BEGIN
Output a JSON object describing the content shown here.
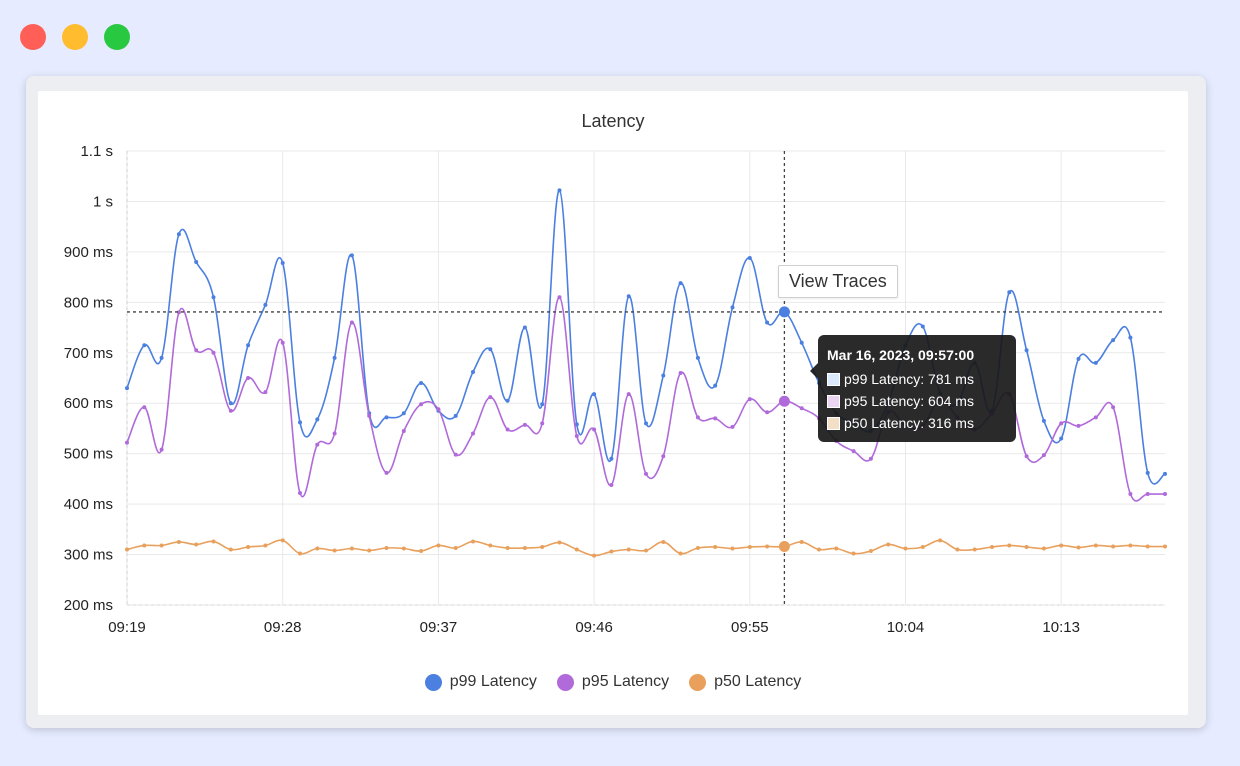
{
  "window_controls": {
    "close": "#ff5f57",
    "minimize": "#febc2e",
    "maximize": "#28c840"
  },
  "view_traces_label": "View Traces",
  "tooltip": {
    "title": "Mar 16, 2023, 09:57:00",
    "rows": [
      {
        "label": "p99 Latency: 781 ms",
        "color": "#dce8fb"
      },
      {
        "label": "p95 Latency: 604 ms",
        "color": "#e9d4f2"
      },
      {
        "label": "p50 Latency: 316 ms",
        "color": "#f3dec8"
      }
    ]
  },
  "chart_data": {
    "type": "line",
    "title": "Latency",
    "xlabel": "",
    "ylabel": "",
    "y_unit": "ms",
    "ylim": [
      200,
      1100
    ],
    "yticks": [
      {
        "value": 200,
        "label": "200 ms"
      },
      {
        "value": 300,
        "label": "300 ms"
      },
      {
        "value": 400,
        "label": "400 ms"
      },
      {
        "value": 500,
        "label": "500 ms"
      },
      {
        "value": 600,
        "label": "600 ms"
      },
      {
        "value": 700,
        "label": "700 ms"
      },
      {
        "value": 800,
        "label": "800 ms"
      },
      {
        "value": 900,
        "label": "900 ms"
      },
      {
        "value": 1000,
        "label": "1 s"
      },
      {
        "value": 1100,
        "label": "1.1 s"
      }
    ],
    "xlim": [
      "09:19",
      "10:19"
    ],
    "xticks": [
      "09:19",
      "09:28",
      "09:37",
      "09:46",
      "09:55",
      "10:04",
      "10:13"
    ],
    "x": [
      "09:19",
      "09:20",
      "09:21",
      "09:22",
      "09:23",
      "09:24",
      "09:25",
      "09:26",
      "09:27",
      "09:28",
      "09:29",
      "09:30",
      "09:31",
      "09:32",
      "09:33",
      "09:34",
      "09:35",
      "09:36",
      "09:37",
      "09:38",
      "09:39",
      "09:40",
      "09:41",
      "09:42",
      "09:43",
      "09:44",
      "09:45",
      "09:46",
      "09:47",
      "09:48",
      "09:49",
      "09:50",
      "09:51",
      "09:52",
      "09:53",
      "09:54",
      "09:55",
      "09:56",
      "09:57",
      "09:58",
      "09:59",
      "10:00",
      "10:01",
      "10:02",
      "10:03",
      "10:04",
      "10:05",
      "10:06",
      "10:07",
      "10:08",
      "10:09",
      "10:10",
      "10:11",
      "10:12",
      "10:13",
      "10:14",
      "10:15",
      "10:16",
      "10:17",
      "10:18",
      "10:19"
    ],
    "series": [
      {
        "name": "p99 Latency",
        "color": "#4b7fe0",
        "values": [
          630,
          715,
          690,
          935,
          880,
          810,
          600,
          715,
          795,
          878,
          562,
          568,
          690,
          893,
          580,
          572,
          580,
          640,
          585,
          575,
          662,
          707,
          605,
          750,
          598,
          1022,
          558,
          618,
          490,
          812,
          560,
          655,
          838,
          690,
          635,
          790,
          888,
          760,
          781,
          720,
          640,
          580,
          562,
          545,
          600,
          715,
          752,
          620,
          600,
          680,
          585,
          820,
          705,
          565,
          530,
          688,
          680,
          725,
          730,
          462,
          460
        ]
      },
      {
        "name": "p95 Latency",
        "color": "#b06ad9",
        "values": [
          522,
          592,
          508,
          780,
          705,
          700,
          585,
          650,
          622,
          720,
          422,
          518,
          540,
          760,
          575,
          462,
          545,
          598,
          588,
          498,
          540,
          612,
          548,
          557,
          560,
          810,
          535,
          548,
          438,
          618,
          460,
          495,
          660,
          572,
          570,
          553,
          608,
          582,
          604,
          590,
          570,
          525,
          505,
          490,
          582,
          555,
          555,
          608,
          572,
          548,
          580,
          618,
          495,
          497,
          560,
          555,
          572,
          592,
          420,
          420,
          420
        ]
      },
      {
        "name": "p50 Latency",
        "color": "#e8a05c",
        "values": [
          310,
          318,
          318,
          325,
          320,
          326,
          310,
          315,
          318,
          328,
          302,
          312,
          308,
          312,
          308,
          313,
          312,
          307,
          318,
          313,
          326,
          318,
          313,
          313,
          315,
          324,
          310,
          298,
          306,
          310,
          308,
          325,
          302,
          313,
          315,
          312,
          315,
          316,
          316,
          325,
          310,
          312,
          302,
          307,
          320,
          312,
          315,
          328,
          310,
          310,
          315,
          318,
          315,
          312,
          318,
          314,
          318,
          316,
          318,
          316,
          316
        ]
      }
    ],
    "crosshair": {
      "x": "09:57",
      "y": 781
    },
    "grid": true,
    "legend_placement": "bottom-center"
  }
}
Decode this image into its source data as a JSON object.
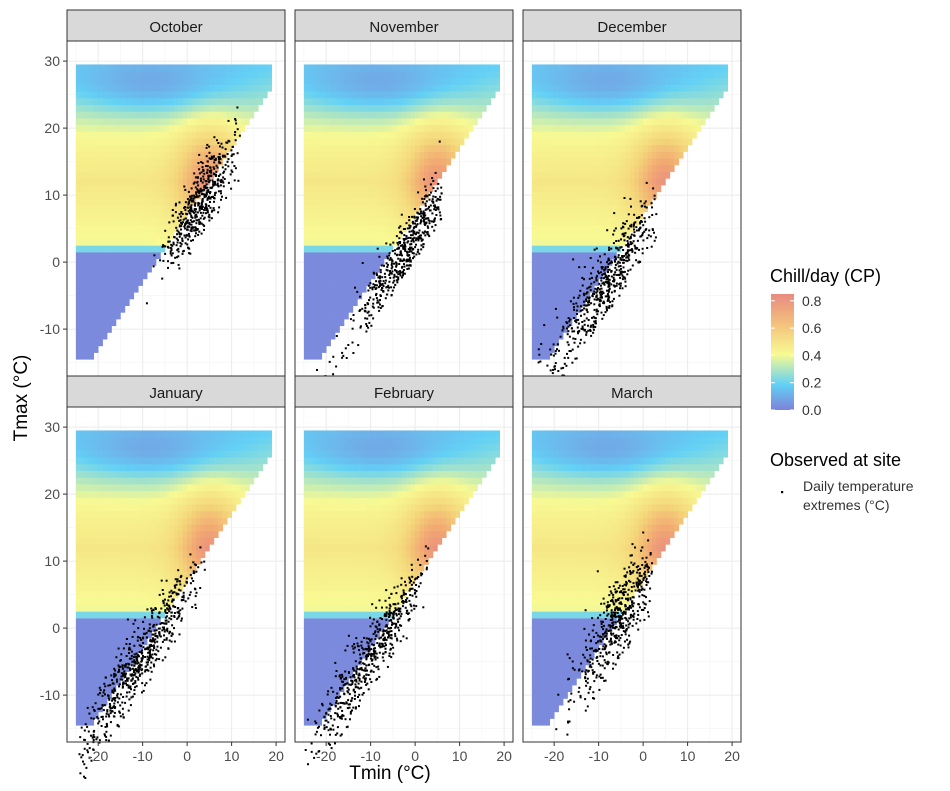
{
  "chart_data": {
    "type": "heatmap",
    "xlabel": "Tmin (°C)",
    "ylabel": "Tmax (°C)",
    "xlim": [
      -27,
      22
    ],
    "ylim": [
      -17,
      33
    ],
    "xticks": [
      -20,
      -10,
      0,
      10,
      20
    ],
    "xtick_labels": [
      "-20",
      "-10",
      "0",
      "10",
      "20"
    ],
    "yticks": [
      -10,
      0,
      10,
      20,
      30
    ],
    "ytick_labels": [
      "-10",
      "0",
      "10",
      "20",
      "30"
    ],
    "grid": true,
    "heatmap_domain": {
      "tmin_range": [
        -25,
        19
      ],
      "tmax_range": [
        -14.5,
        29.5
      ],
      "constraint": "Tmax >= Tmin + 7"
    },
    "fill_legend": {
      "title": "Chill/day (CP)",
      "ticks": [
        0.8,
        0.6,
        0.4,
        0.2,
        0.0
      ],
      "tick_labels": [
        "0.8",
        "0.6",
        "0.4",
        "0.2",
        "0.0"
      ],
      "range": [
        0,
        0.85
      ],
      "colors": [
        "#7b7fd9",
        "#5fd0f5",
        "#f8fa90",
        "#f3c07a",
        "#e8887e"
      ]
    },
    "point_legend": {
      "title": "Observed at site",
      "label_lines": [
        "Daily temperature",
        "extremes (°C)"
      ]
    },
    "panels": [
      {
        "month": "October",
        "points_summary": {
          "tmin_mean": 3,
          "tmin_sd": 4,
          "tmin_range": [
            -13,
            12
          ],
          "tmax_offset_mean": 6,
          "tmax_offset_sd": 2.5,
          "n": 520
        }
      },
      {
        "month": "November",
        "points_summary": {
          "tmin_mean": -2,
          "tmin_sd": 6,
          "tmin_range": [
            -24,
            6
          ],
          "tmax_offset_mean": 4,
          "tmax_offset_sd": 2.3,
          "n": 500
        }
      },
      {
        "month": "December",
        "points_summary": {
          "tmin_mean": -8,
          "tmin_sd": 7,
          "tmin_range": [
            -25,
            3
          ],
          "tmax_offset_mean": 5.5,
          "tmax_offset_sd": 2.8,
          "n": 560
        }
      },
      {
        "month": "January",
        "points_summary": {
          "tmin_mean": -10,
          "tmin_sd": 7,
          "tmin_range": [
            -25,
            4
          ],
          "tmax_offset_mean": 6,
          "tmax_offset_sd": 2.6,
          "n": 640
        }
      },
      {
        "month": "February",
        "points_summary": {
          "tmin_mean": -9,
          "tmin_sd": 7,
          "tmin_range": [
            -25,
            3
          ],
          "tmax_offset_mean": 6,
          "tmax_offset_sd": 2.5,
          "n": 560
        }
      },
      {
        "month": "March",
        "points_summary": {
          "tmin_mean": -5,
          "tmin_sd": 5,
          "tmin_range": [
            -25,
            2
          ],
          "tmax_offset_mean": 7,
          "tmax_offset_sd": 3.3,
          "n": 520
        }
      }
    ]
  }
}
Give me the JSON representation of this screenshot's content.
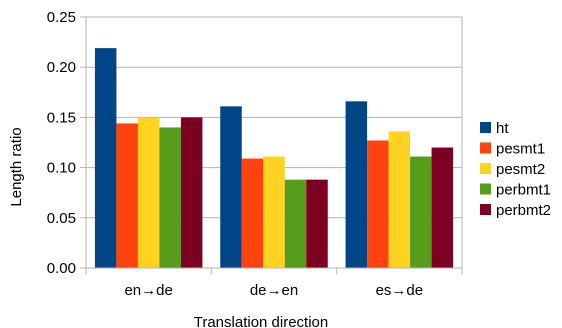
END
> [What is being asked] Make an exact copy of every entry above, minus the images.

> [Full solution]
Output a JSON object describing the content shown here.
{
  "window_controls": {
    "close": "#ff5f57",
    "minimize": "#febc2e",
    "maximize": "#28c840"
  },
  "view_traces_label": "View Traces",
  "tooltip": {
    "title": "Mar 16, 2023, 09:57:00",
    "rows": [
      {
        "label": "p99 Latency: 781 ms",
        "color": "#dce8fb"
      },
      {
        "label": "p95 Latency: 604 ms",
        "color": "#e9d4f2"
      },
      {
        "label": "p50 Latency: 316 ms",
        "color": "#f3dec8"
      }
    ]
  },
  "chart_data": {
    "type": "line",
    "title": "Latency",
    "xlabel": "",
    "ylabel": "",
    "y_unit": "ms",
    "ylim": [
      200,
      1100
    ],
    "yticks": [
      {
        "value": 200,
        "label": "200 ms"
      },
      {
        "value": 300,
        "label": "300 ms"
      },
      {
        "value": 400,
        "label": "400 ms"
      },
      {
        "value": 500,
        "label": "500 ms"
      },
      {
        "value": 600,
        "label": "600 ms"
      },
      {
        "value": 700,
        "label": "700 ms"
      },
      {
        "value": 800,
        "label": "800 ms"
      },
      {
        "value": 900,
        "label": "900 ms"
      },
      {
        "value": 1000,
        "label": "1 s"
      },
      {
        "value": 1100,
        "label": "1.1 s"
      }
    ],
    "xlim": [
      "09:19",
      "10:19"
    ],
    "xticks": [
      "09:19",
      "09:28",
      "09:37",
      "09:46",
      "09:55",
      "10:04",
      "10:13"
    ],
    "x": [
      "09:19",
      "09:20",
      "09:21",
      "09:22",
      "09:23",
      "09:24",
      "09:25",
      "09:26",
      "09:27",
      "09:28",
      "09:29",
      "09:30",
      "09:31",
      "09:32",
      "09:33",
      "09:34",
      "09:35",
      "09:36",
      "09:37",
      "09:38",
      "09:39",
      "09:40",
      "09:41",
      "09:42",
      "09:43",
      "09:44",
      "09:45",
      "09:46",
      "09:47",
      "09:48",
      "09:49",
      "09:50",
      "09:51",
      "09:52",
      "09:53",
      "09:54",
      "09:55",
      "09:56",
      "09:57",
      "09:58",
      "09:59",
      "10:00",
      "10:01",
      "10:02",
      "10:03",
      "10:04",
      "10:05",
      "10:06",
      "10:07",
      "10:08",
      "10:09",
      "10:10",
      "10:11",
      "10:12",
      "10:13",
      "10:14",
      "10:15",
      "10:16",
      "10:17",
      "10:18",
      "10:19"
    ],
    "series": [
      {
        "name": "p99 Latency",
        "color": "#4b7fe0",
        "values": [
          630,
          715,
          690,
          935,
          880,
          810,
          600,
          715,
          795,
          878,
          562,
          568,
          690,
          893,
          580,
          572,
          580,
          640,
          585,
          575,
          662,
          707,
          605,
          750,
          598,
          1022,
          558,
          618,
          490,
          812,
          560,
          655,
          838,
          690,
          635,
          790,
          888,
          760,
          781,
          720,
          640,
          580,
          562,
          545,
          600,
          715,
          752,
          620,
          600,
          680,
          585,
          820,
          705,
          565,
          530,
          688,
          680,
          725,
          730,
          462,
          460
        ]
      },
      {
        "name": "p95 Latency",
        "color": "#b06ad9",
        "values": [
          522,
          592,
          508,
          780,
          705,
          700,
          585,
          650,
          622,
          720,
          422,
          518,
          540,
          760,
          575,
          462,
          545,
          598,
          588,
          498,
          540,
          612,
          548,
          557,
          560,
          810,
          535,
          548,
          438,
          618,
          460,
          495,
          660,
          572,
          570,
          553,
          608,
          582,
          604,
          590,
          570,
          525,
          505,
          490,
          582,
          555,
          555,
          608,
          572,
          548,
          580,
          618,
          495,
          497,
          560,
          555,
          572,
          592,
          420,
          420,
          420
        ]
      },
      {
        "name": "p50 Latency",
        "color": "#e8a05c",
        "values": [
          310,
          318,
          318,
          325,
          320,
          326,
          310,
          315,
          318,
          328,
          302,
          312,
          308,
          312,
          308,
          313,
          312,
          307,
          318,
          313,
          326,
          318,
          313,
          313,
          315,
          324,
          310,
          298,
          306,
          310,
          308,
          325,
          302,
          313,
          315,
          312,
          315,
          316,
          316,
          325,
          310,
          312,
          302,
          307,
          320,
          312,
          315,
          328,
          310,
          310,
          315,
          318,
          315,
          312,
          318,
          314,
          318,
          316,
          318,
          316,
          316
        ]
      }
    ],
    "crosshair": {
      "x": "09:57",
      "y": 781
    },
    "grid": true,
    "legend_placement": "bottom-center"
  }
}
Decode this image into its source data as a JSON object.
{
  "chart_data": {
    "type": "heatmap",
    "xlabel": "Tmin (°C)",
    "ylabel": "Tmax (°C)",
    "xlim": [
      -27,
      22
    ],
    "ylim": [
      -17,
      33
    ],
    "xticks": [
      -20,
      -10,
      0,
      10,
      20
    ],
    "xtick_labels": [
      "-20",
      "-10",
      "0",
      "10",
      "20"
    ],
    "yticks": [
      -10,
      0,
      10,
      20,
      30
    ],
    "ytick_labels": [
      "-10",
      "0",
      "10",
      "20",
      "30"
    ],
    "grid": true,
    "heatmap_domain": {
      "tmin_range": [
        -25,
        19
      ],
      "tmax_range": [
        -14.5,
        29.5
      ],
      "constraint": "Tmax >= Tmin + 7"
    },
    "fill_legend": {
      "title": "Chill/day (CP)",
      "ticks": [
        0.8,
        0.6,
        0.4,
        0.2,
        0.0
      ],
      "tick_labels": [
        "0.8",
        "0.6",
        "0.4",
        "0.2",
        "0.0"
      ],
      "range": [
        0,
        0.85
      ],
      "colors": [
        "#7b7fd9",
        "#5fd0f5",
        "#f8fa90",
        "#f3c07a",
        "#e8887e"
      ]
    },
    "point_legend": {
      "title": "Observed at site",
      "label_lines": [
        "Daily temperature",
        "extremes (°C)"
      ]
    },
    "panels": [
      {
        "month": "October",
        "points_summary": {
          "tmin_mean": 3,
          "tmin_sd": 4,
          "tmin_range": [
            -13,
            12
          ],
          "tmax_offset_mean": 6,
          "tmax_offset_sd": 2.5,
          "n": 520
        }
      },
      {
        "month": "November",
        "points_summary": {
          "tmin_mean": -2,
          "tmin_sd": 6,
          "tmin_range": [
            -24,
            6
          ],
          "tmax_offset_mean": 4,
          "tmax_offset_sd": 2.3,
          "n": 500
        }
      },
      {
        "month": "December",
        "points_summary": {
          "tmin_mean": -8,
          "tmin_sd": 7,
          "tmin_range": [
            -25,
            3
          ],
          "tmax_offset_mean": 5.5,
          "tmax_offset_sd": 2.8,
          "n": 560
        }
      },
      {
        "month": "January",
        "points_summary": {
          "tmin_mean": -10,
          "tmin_sd": 7,
          "tmin_range": [
            -25,
            4
          ],
          "tmax_offset_mean": 6,
          "tmax_offset_sd": 2.6,
          "n": 640
        }
      },
      {
        "month": "February",
        "points_summary": {
          "tmin_mean": -9,
          "tmin_sd": 7,
          "tmin_range": [
            -25,
            3
          ],
          "tmax_offset_mean": 6,
          "tmax_offset_sd": 2.5,
          "n": 560
        }
      },
      {
        "month": "March",
        "points_summary": {
          "tmin_mean": -5,
          "tmin_sd": 5,
          "tmin_range": [
            -25,
            2
          ],
          "tmax_offset_mean": 7,
          "tmax_offset_sd": 3.3,
          "n": 520
        }
      }
    ]
  }
}
Give me the JSON representation of this screenshot's content.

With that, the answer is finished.